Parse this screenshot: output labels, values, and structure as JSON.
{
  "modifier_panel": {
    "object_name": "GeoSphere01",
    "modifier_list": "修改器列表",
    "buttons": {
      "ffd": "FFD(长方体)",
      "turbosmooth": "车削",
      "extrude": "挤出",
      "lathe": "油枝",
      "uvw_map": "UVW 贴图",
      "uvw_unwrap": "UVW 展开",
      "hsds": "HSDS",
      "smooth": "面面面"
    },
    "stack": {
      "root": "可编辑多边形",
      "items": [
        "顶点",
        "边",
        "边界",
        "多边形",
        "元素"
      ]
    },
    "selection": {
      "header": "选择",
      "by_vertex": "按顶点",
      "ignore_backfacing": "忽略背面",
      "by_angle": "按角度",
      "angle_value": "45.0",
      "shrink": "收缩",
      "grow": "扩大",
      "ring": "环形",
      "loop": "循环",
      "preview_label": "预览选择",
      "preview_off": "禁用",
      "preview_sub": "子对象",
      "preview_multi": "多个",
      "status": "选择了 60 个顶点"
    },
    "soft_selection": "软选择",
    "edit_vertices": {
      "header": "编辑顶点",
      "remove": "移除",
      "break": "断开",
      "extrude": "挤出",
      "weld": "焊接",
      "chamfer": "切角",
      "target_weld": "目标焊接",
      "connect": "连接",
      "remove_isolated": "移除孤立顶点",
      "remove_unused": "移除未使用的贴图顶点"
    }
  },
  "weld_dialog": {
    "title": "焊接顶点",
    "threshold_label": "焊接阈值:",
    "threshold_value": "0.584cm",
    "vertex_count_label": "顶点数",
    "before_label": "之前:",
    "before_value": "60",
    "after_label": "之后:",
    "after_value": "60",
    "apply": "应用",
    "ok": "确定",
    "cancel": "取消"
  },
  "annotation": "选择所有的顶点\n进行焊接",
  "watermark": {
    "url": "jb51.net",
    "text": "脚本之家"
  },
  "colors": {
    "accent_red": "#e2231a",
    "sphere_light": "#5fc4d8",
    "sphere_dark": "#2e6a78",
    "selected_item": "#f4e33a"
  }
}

==

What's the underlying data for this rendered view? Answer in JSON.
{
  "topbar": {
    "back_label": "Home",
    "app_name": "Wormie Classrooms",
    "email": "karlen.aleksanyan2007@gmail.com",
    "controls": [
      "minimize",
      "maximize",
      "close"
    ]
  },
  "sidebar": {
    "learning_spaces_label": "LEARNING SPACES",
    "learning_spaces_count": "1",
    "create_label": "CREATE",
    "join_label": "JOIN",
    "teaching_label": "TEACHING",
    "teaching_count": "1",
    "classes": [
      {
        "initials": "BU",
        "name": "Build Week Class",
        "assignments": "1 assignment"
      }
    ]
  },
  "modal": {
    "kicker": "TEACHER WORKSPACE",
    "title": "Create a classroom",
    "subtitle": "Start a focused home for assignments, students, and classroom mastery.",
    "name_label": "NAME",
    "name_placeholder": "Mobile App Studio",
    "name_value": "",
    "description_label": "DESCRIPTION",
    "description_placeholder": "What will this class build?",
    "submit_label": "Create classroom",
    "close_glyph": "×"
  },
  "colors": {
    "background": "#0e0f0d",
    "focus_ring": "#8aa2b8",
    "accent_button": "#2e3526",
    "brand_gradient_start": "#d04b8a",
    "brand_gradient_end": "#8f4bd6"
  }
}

- _Aim of the task_
Gather all lines from the records above in which "this" appears.

- _Complete answer_
Parse this screenshot: output labels, values, and structure as JSON.
What's the underlying data for this rendered view? Answer in JSON.
    "description_placeholder": "What will this class build?",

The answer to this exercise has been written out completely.